RECORD SET:
--- START ---

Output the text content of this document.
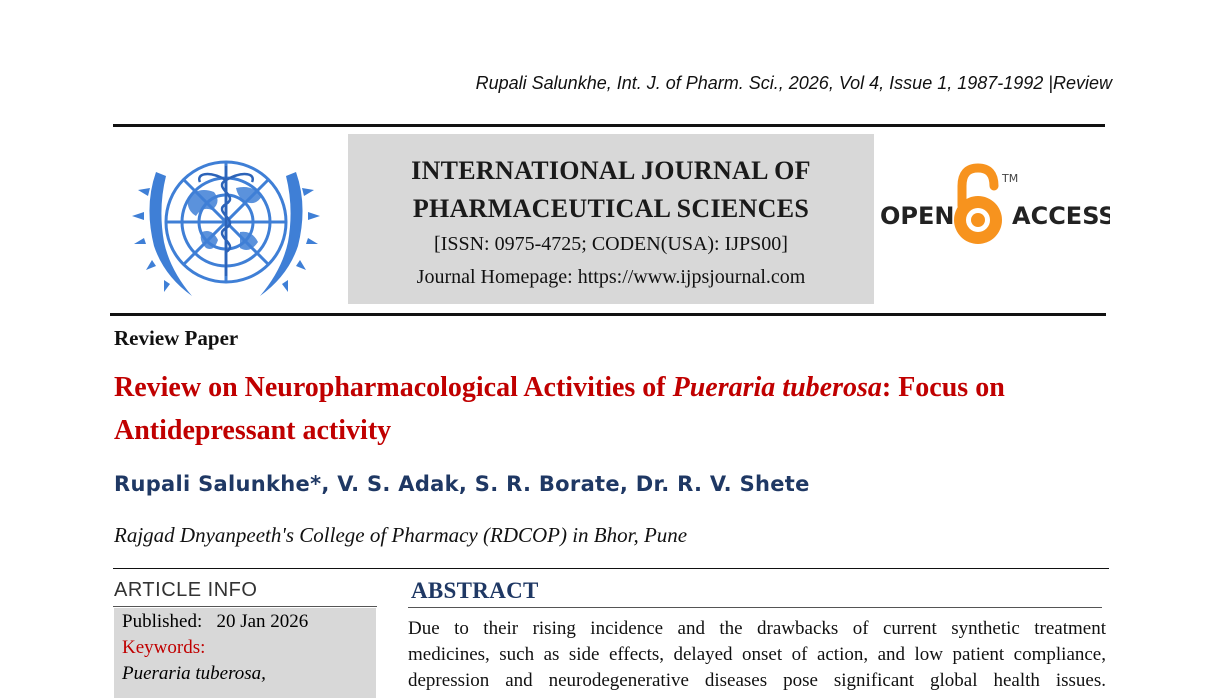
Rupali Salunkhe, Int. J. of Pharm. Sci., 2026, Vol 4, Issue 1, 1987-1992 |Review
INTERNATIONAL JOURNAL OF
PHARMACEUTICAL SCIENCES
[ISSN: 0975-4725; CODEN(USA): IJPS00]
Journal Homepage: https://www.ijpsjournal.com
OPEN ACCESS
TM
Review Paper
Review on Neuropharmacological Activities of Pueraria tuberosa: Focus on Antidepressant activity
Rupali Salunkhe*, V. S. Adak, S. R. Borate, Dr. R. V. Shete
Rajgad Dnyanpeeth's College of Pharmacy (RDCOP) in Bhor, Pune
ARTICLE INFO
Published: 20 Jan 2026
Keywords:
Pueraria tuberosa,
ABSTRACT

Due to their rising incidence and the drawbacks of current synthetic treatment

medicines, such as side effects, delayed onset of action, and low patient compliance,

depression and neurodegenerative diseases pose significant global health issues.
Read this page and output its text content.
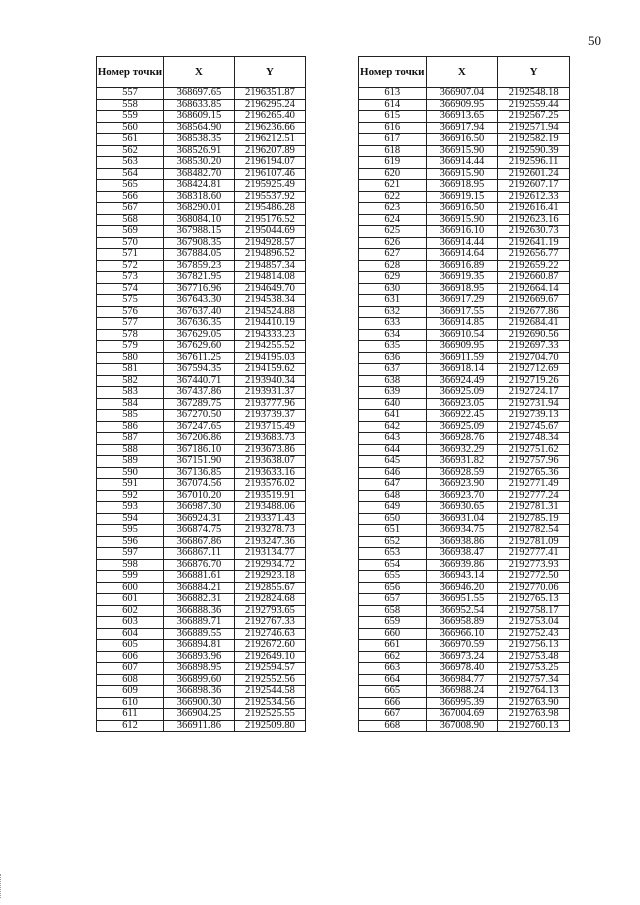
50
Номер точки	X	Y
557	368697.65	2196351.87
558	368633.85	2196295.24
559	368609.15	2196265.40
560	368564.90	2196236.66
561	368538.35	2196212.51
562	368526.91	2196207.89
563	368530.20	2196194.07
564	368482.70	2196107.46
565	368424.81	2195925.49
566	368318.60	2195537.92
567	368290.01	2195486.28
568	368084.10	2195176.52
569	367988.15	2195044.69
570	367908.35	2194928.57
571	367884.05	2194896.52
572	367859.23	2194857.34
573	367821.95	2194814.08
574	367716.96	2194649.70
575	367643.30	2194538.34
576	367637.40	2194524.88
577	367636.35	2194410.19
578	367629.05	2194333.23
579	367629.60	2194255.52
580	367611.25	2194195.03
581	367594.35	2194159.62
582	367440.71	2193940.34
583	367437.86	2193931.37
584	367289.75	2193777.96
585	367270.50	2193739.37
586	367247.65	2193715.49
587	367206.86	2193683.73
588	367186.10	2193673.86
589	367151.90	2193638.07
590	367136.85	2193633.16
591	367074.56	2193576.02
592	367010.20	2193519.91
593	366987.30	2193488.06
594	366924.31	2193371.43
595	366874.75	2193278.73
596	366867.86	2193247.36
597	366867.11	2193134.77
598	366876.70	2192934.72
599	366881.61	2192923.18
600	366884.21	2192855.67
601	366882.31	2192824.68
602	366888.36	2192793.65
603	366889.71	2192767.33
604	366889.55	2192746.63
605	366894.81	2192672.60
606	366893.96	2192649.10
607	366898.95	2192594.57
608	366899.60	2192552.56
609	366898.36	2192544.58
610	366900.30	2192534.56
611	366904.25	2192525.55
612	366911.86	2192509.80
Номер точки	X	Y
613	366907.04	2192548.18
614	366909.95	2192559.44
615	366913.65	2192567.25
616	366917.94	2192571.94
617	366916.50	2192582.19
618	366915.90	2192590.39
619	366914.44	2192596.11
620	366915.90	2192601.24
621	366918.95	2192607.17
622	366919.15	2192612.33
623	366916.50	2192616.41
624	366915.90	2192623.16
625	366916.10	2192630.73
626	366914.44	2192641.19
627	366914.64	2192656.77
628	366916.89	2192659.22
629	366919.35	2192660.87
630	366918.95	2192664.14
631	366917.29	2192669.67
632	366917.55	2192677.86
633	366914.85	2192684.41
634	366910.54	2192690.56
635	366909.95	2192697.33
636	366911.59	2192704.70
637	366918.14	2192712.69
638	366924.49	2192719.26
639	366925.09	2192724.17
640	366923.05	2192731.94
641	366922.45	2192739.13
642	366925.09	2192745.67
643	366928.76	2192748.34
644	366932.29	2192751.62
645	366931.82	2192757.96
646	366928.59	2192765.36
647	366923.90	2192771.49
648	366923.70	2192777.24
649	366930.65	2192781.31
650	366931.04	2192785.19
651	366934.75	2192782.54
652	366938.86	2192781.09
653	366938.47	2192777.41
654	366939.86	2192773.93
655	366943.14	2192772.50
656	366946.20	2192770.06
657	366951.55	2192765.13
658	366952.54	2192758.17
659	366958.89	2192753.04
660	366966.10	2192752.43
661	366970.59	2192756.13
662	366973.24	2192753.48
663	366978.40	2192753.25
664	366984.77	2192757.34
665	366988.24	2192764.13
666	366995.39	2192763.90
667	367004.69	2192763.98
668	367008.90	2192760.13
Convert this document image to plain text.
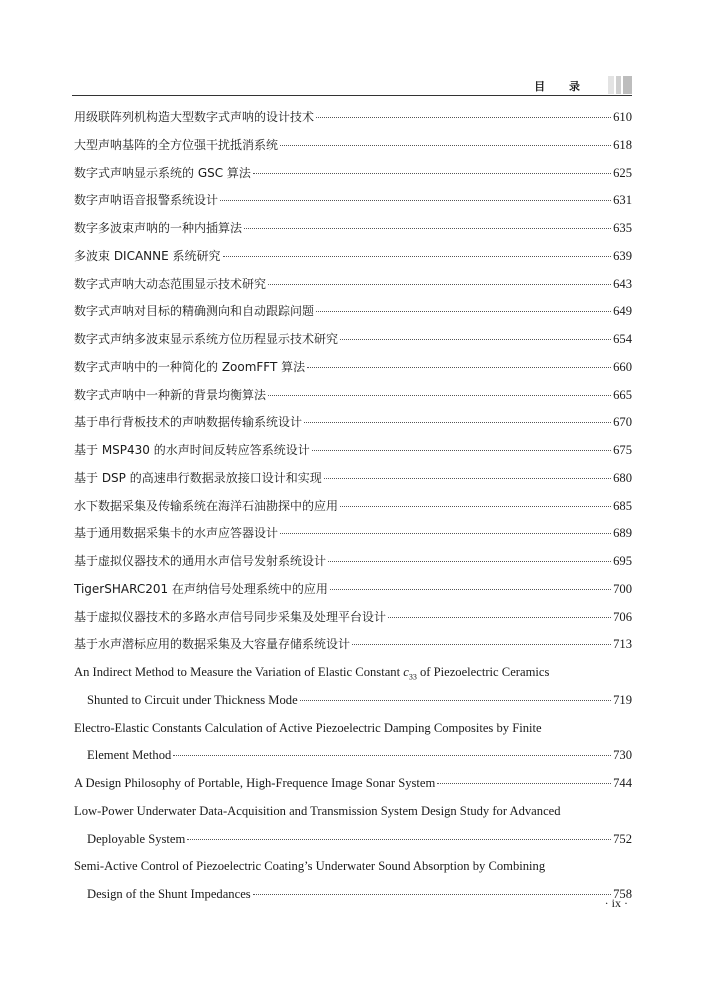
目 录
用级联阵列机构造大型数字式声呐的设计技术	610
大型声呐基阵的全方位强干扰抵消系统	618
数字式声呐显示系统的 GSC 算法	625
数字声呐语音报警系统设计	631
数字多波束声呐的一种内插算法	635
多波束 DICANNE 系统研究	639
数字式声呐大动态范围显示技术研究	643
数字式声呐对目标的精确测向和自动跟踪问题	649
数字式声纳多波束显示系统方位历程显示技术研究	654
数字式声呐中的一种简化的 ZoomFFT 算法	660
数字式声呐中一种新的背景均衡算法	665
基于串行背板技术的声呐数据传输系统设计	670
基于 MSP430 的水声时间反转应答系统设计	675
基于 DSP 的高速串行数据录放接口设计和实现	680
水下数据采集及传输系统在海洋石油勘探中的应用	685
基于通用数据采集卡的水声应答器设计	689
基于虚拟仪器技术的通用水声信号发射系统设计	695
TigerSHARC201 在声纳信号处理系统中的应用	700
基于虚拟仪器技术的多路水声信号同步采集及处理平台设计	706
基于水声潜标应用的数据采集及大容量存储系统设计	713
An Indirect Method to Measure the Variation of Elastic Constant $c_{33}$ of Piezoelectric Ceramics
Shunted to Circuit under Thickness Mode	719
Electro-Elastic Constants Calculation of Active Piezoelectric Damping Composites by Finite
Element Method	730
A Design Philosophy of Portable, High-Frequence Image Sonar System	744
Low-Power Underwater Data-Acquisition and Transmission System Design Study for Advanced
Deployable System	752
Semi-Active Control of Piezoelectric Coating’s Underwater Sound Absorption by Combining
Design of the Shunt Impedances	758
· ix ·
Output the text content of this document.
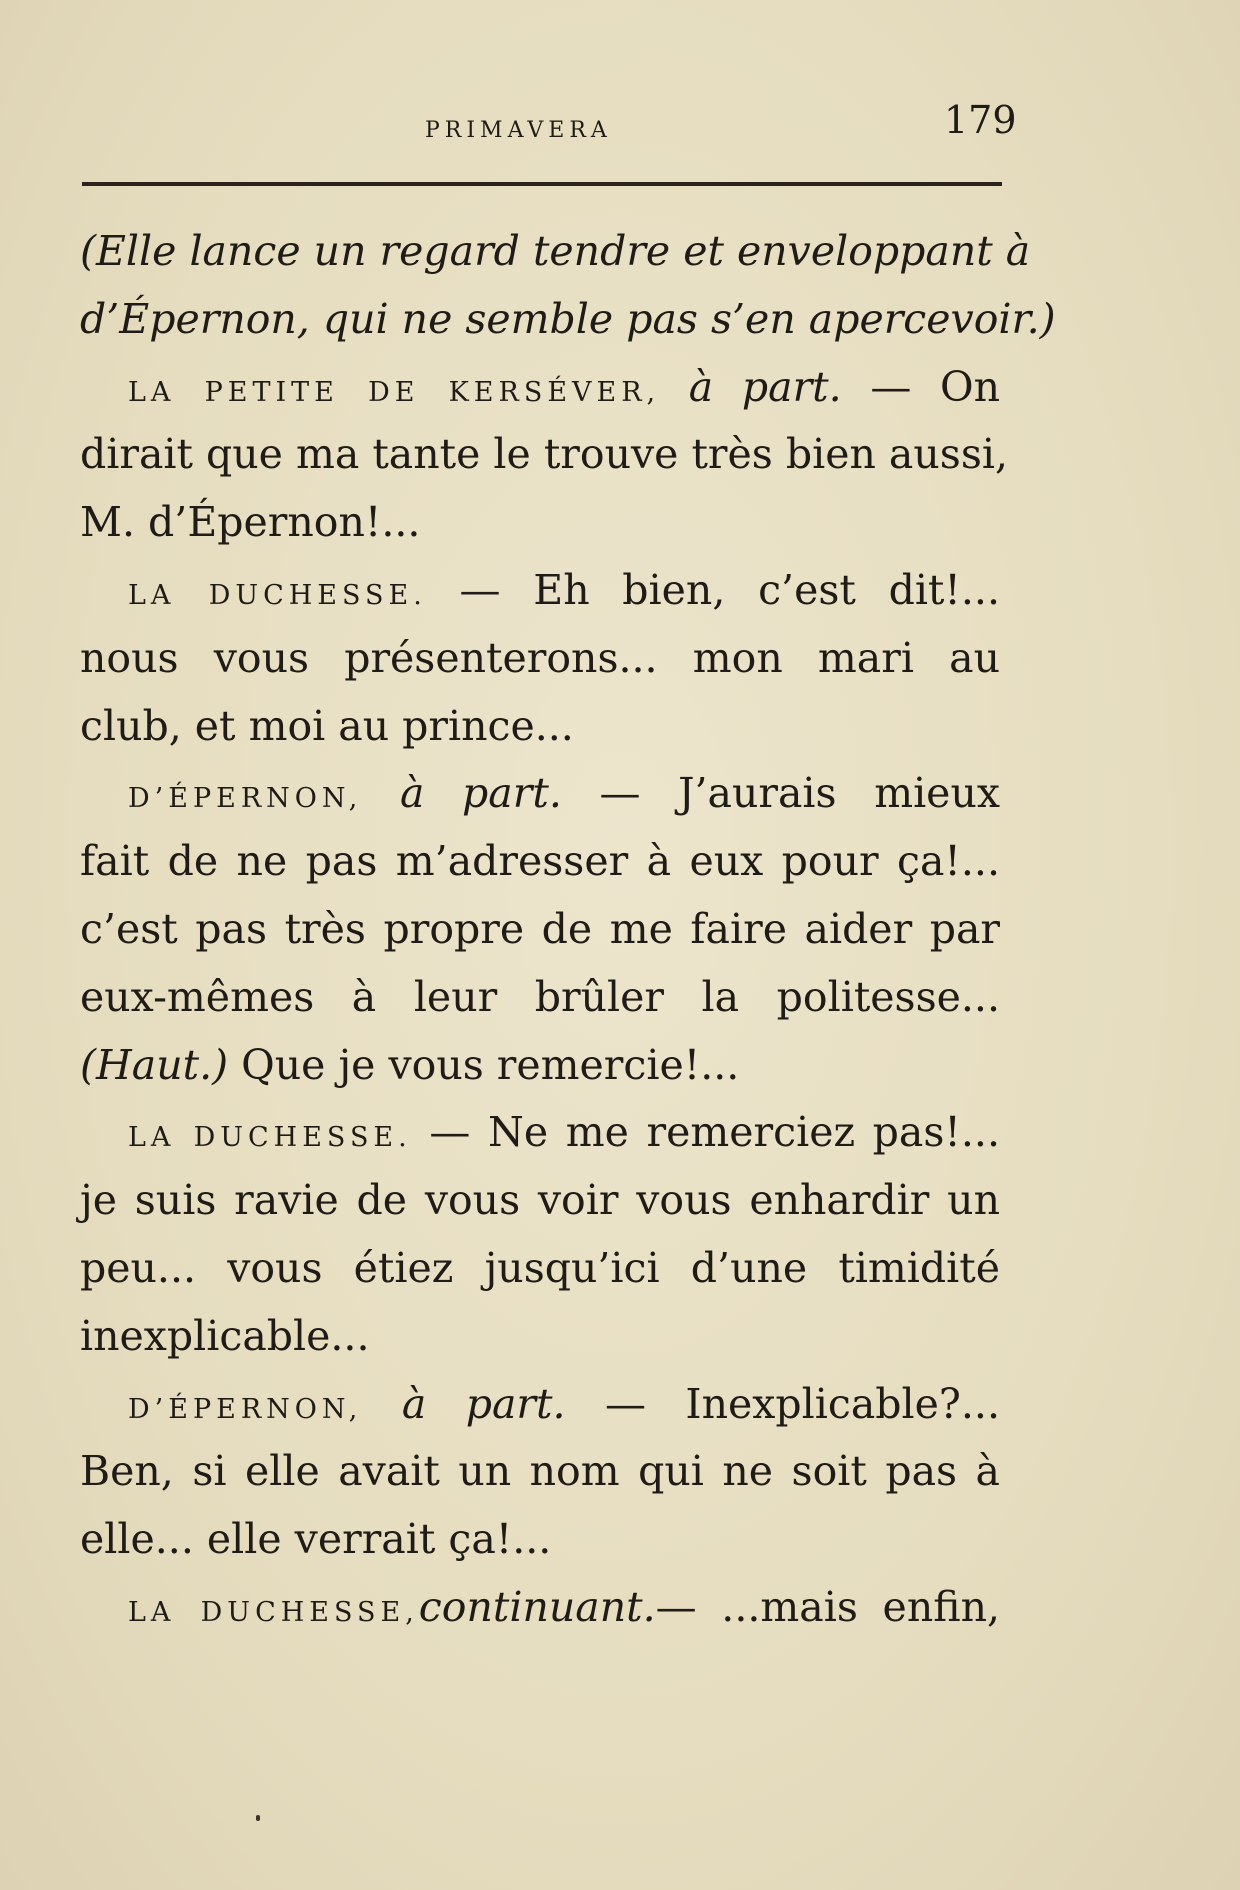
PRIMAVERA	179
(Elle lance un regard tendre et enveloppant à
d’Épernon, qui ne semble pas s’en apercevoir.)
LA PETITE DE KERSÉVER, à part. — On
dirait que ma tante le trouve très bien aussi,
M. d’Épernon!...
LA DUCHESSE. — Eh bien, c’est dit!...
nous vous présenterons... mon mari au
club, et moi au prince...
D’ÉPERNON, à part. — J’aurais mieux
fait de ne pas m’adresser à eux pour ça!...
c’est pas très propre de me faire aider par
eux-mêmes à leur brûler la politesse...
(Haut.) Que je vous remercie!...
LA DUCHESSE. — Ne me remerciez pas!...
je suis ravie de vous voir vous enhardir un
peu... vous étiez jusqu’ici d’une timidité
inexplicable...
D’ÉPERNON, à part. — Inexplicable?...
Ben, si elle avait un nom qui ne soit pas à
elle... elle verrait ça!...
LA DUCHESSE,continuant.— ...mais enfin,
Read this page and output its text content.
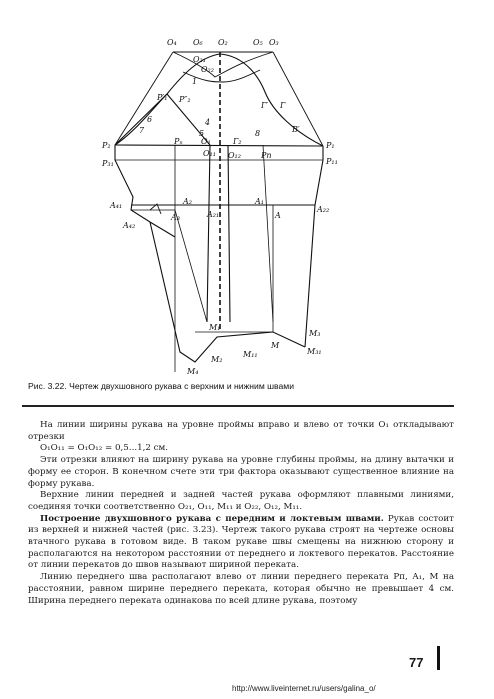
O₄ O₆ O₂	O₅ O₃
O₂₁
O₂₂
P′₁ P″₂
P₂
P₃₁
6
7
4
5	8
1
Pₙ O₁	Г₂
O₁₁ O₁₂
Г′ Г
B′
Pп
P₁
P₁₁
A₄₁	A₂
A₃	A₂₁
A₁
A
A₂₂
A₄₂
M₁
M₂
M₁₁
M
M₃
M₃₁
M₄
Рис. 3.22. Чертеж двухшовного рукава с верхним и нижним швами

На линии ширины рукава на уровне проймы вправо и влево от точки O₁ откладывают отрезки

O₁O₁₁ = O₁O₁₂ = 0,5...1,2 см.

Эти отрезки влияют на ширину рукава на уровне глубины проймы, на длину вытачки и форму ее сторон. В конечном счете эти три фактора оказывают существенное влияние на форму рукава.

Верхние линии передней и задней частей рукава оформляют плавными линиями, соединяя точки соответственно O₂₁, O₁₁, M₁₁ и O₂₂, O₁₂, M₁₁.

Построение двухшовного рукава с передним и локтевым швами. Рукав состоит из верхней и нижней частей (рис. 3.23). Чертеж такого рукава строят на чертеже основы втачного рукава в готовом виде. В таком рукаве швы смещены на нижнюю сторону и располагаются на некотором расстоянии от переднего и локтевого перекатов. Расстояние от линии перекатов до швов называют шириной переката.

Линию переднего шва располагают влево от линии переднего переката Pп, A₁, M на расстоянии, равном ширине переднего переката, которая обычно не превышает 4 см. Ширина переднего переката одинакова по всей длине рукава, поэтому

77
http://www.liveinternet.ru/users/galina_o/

--- END ---

GIVEN PROBLEM:
Pick out the lines containing the string "Design".

EXPECTED ANSWER:
A Design Philosophy of Portable, High-Frequence Image Sonar System	744
Low-Power Underwater Data-Acquisition and Transmission System Design Study for Advanced
Design of the Shunt Impedances	758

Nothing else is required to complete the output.